### Prompt
Select the lines of the records containing the word "Direct" and list them.

### Dataset entries
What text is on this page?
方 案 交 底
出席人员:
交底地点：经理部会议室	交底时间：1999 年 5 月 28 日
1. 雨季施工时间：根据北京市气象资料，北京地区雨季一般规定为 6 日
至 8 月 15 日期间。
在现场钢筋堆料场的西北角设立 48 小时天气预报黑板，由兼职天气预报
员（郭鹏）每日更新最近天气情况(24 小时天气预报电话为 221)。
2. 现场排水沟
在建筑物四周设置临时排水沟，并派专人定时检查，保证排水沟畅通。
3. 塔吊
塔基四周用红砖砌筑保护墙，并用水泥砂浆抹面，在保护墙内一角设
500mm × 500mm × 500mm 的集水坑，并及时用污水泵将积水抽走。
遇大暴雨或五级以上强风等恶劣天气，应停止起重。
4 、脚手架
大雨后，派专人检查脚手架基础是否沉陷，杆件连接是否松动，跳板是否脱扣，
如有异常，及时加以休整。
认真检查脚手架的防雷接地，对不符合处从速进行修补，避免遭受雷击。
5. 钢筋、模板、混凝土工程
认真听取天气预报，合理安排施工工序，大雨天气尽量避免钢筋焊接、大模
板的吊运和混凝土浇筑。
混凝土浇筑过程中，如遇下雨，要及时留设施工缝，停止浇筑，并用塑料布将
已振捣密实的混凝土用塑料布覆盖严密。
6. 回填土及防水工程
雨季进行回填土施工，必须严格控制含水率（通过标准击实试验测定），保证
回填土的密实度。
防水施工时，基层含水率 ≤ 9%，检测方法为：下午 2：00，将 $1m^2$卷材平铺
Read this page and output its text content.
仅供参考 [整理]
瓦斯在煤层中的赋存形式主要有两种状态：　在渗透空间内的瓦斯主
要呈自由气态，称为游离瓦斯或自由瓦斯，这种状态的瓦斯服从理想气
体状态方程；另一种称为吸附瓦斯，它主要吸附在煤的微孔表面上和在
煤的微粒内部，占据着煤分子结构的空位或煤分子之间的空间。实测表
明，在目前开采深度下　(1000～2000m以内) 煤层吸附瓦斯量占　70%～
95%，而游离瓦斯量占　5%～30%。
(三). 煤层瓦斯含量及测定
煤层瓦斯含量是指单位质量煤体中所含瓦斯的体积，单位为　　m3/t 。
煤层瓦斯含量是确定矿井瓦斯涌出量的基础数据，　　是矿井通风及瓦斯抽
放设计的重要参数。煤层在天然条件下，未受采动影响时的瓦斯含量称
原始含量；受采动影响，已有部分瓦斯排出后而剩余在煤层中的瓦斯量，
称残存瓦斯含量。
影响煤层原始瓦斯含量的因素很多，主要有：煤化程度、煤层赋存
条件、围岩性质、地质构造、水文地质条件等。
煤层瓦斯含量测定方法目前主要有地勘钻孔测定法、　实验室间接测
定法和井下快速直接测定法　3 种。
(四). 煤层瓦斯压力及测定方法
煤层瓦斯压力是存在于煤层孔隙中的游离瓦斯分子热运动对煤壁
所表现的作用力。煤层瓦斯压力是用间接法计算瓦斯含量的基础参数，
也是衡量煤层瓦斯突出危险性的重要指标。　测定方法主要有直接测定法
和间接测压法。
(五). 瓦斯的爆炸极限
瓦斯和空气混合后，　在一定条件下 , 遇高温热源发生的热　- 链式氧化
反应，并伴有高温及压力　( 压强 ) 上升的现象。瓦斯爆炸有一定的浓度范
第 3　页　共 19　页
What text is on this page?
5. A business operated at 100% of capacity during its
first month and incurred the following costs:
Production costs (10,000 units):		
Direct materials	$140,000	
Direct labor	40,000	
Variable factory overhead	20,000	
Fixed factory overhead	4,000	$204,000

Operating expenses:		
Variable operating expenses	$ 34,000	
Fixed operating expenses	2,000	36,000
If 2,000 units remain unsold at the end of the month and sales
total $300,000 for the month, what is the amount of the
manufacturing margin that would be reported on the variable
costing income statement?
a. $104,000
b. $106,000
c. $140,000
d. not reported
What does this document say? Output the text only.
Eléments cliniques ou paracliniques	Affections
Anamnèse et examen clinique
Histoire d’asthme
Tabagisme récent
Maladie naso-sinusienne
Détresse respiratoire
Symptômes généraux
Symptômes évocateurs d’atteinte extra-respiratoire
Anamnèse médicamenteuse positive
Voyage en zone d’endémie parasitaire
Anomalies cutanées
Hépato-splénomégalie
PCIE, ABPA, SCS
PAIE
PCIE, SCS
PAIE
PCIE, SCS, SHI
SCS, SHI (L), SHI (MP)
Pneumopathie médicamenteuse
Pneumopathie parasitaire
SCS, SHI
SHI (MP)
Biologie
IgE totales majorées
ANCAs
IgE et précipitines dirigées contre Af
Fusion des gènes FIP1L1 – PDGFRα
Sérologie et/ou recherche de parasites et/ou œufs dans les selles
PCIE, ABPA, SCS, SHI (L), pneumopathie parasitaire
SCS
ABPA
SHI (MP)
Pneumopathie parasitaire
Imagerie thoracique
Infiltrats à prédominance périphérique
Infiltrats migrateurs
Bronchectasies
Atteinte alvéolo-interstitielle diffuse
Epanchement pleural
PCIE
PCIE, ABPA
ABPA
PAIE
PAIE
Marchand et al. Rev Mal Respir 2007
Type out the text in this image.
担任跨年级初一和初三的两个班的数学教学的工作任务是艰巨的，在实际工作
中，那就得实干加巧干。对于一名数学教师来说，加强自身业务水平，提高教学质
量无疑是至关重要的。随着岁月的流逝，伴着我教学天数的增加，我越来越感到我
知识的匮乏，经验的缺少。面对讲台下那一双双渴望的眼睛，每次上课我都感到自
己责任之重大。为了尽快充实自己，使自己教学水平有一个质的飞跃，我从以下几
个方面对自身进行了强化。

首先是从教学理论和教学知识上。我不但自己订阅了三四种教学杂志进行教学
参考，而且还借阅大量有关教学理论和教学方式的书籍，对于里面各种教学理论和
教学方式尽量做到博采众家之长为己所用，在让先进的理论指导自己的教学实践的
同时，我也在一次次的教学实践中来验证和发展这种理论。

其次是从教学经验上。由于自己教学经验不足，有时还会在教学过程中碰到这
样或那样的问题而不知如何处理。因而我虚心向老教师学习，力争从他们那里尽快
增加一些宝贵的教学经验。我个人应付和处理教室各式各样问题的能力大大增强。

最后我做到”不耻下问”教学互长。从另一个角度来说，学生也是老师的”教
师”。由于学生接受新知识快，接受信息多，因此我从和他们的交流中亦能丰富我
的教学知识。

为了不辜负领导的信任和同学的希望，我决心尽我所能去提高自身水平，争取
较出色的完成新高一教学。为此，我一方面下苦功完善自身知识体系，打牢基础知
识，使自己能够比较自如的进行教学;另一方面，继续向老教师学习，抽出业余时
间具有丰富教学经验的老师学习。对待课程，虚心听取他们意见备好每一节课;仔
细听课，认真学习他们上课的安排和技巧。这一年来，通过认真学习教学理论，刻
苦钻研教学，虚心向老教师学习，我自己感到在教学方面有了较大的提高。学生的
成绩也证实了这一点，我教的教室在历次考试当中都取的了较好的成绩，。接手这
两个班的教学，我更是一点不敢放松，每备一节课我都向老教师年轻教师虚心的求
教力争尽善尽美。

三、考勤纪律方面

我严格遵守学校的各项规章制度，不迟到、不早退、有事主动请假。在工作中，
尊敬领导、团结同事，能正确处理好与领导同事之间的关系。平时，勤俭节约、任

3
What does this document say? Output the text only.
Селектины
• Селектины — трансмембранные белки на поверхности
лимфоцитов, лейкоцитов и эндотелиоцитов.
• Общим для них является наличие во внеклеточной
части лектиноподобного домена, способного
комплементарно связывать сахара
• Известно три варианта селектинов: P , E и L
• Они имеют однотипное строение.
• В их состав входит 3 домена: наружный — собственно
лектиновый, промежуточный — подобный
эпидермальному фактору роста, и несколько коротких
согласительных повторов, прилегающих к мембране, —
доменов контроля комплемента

### Full answer
Direct materials	$140,000	
Direct labor	40,000	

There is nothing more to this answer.